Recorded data
────────────────────
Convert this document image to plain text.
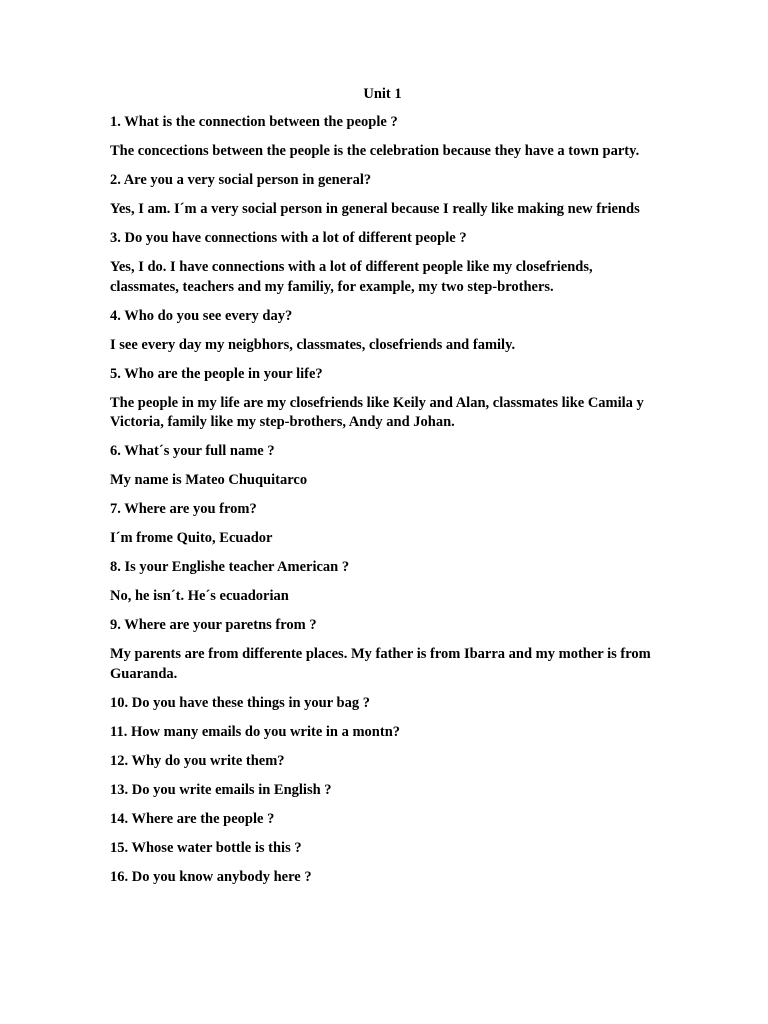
Unit 1
1. What is the connection between the people ?
The concections between the people is the celebration because they have a town party.
2. Are you a very social person in general?
Yes, I am. I´m a very social person in general because I really like making new friends
3. Do you have connections with a lot of different people ?
Yes, I do. I have connections with a lot of different people like my closefriends, classmates, teachers and my familiy, for example, my two step-brothers.
4. Who do you see every day?
I see every day my neigbhors, classmates, closefriends and family.
5. Who are the people in your life?
The people in my life are my closefriends like Keily and Alan, classmates like Camila y Victoria, family like my step-brothers, Andy and Johan.
6. What´s your full name ?
My name is Mateo Chuquitarco
7. Where are you from?
I´m frome Quito, Ecuador
8. Is your Englishe teacher American ?
No, he isn´t. He´s ecuadorian
9. Where are your paretns from ?
My parents are from differente places. My father is from Ibarra and my mother is from Guaranda.
10. Do you have these things in your bag ?
11. How many emails do you write in a montn?
12. Why do you write them?
13. Do you write emails in English ?
14. Where are the people ?
15. Whose water bottle is this ?
16. Do you know anybody here ?
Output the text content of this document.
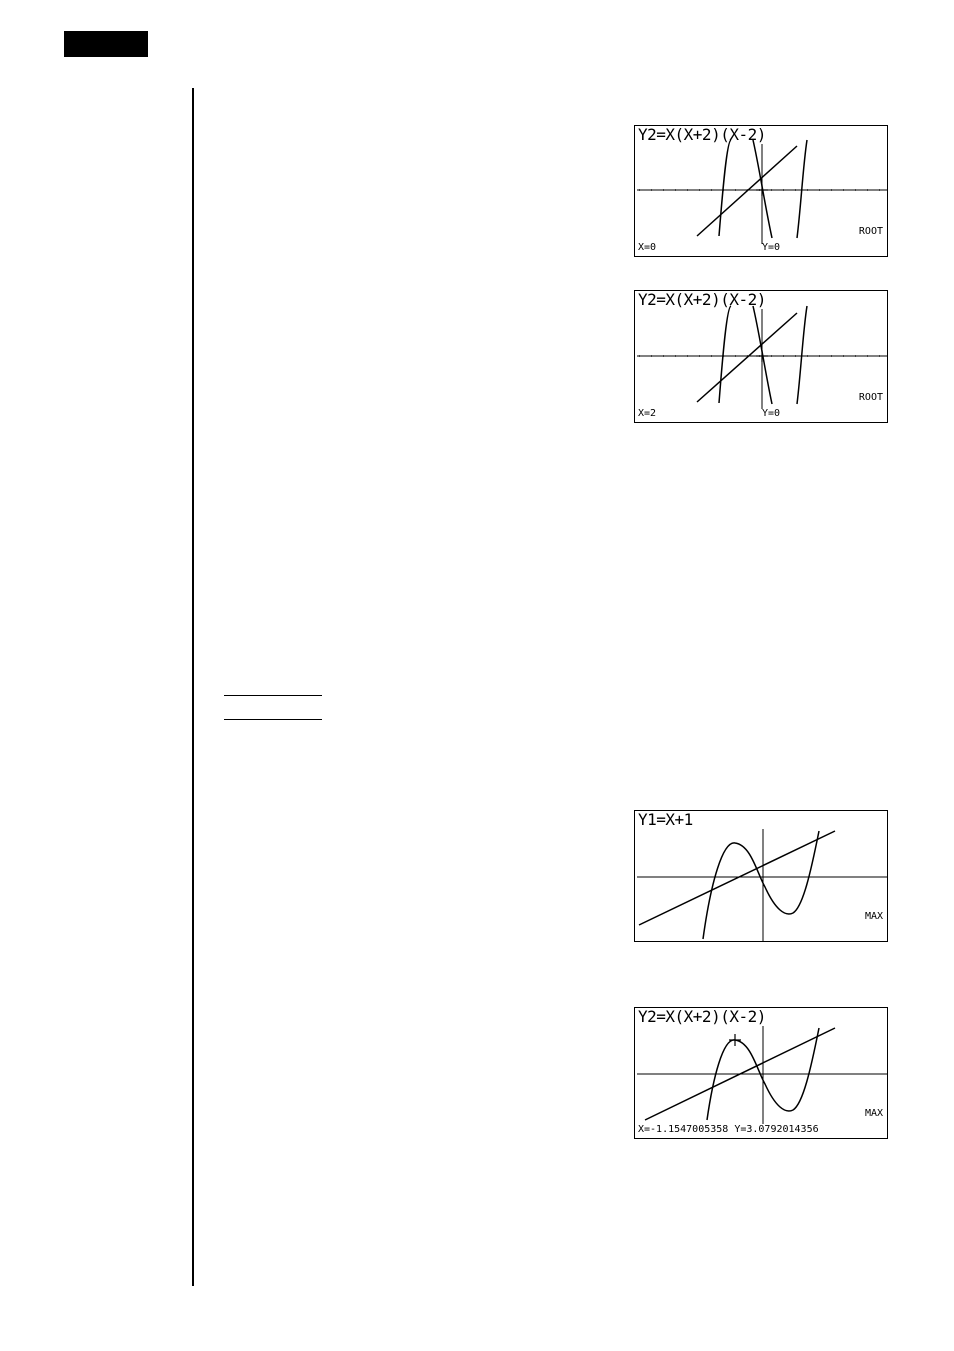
Y2=X(X+2)(X-2)
ROOT
X=0	Y=0
Y2=X(X+2)(X-2)
ROOT
X=2	Y=0
Y1=X+1
MAX
Y2=X(X+2)(X-2)
MAX
X=-1.1547005358 Y=3.0792014356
────────────────────
— DESCRIPTION OF THE TASK —
Identify the lines above with the word "connections". Copy them.

— THE RESPONSE —
3. Do you have connections with a lot of different people ?
Yes, I do. I have connections with a lot of different people like my closefriends, classmates, teachers and my familiy, for example, my two step-brothers.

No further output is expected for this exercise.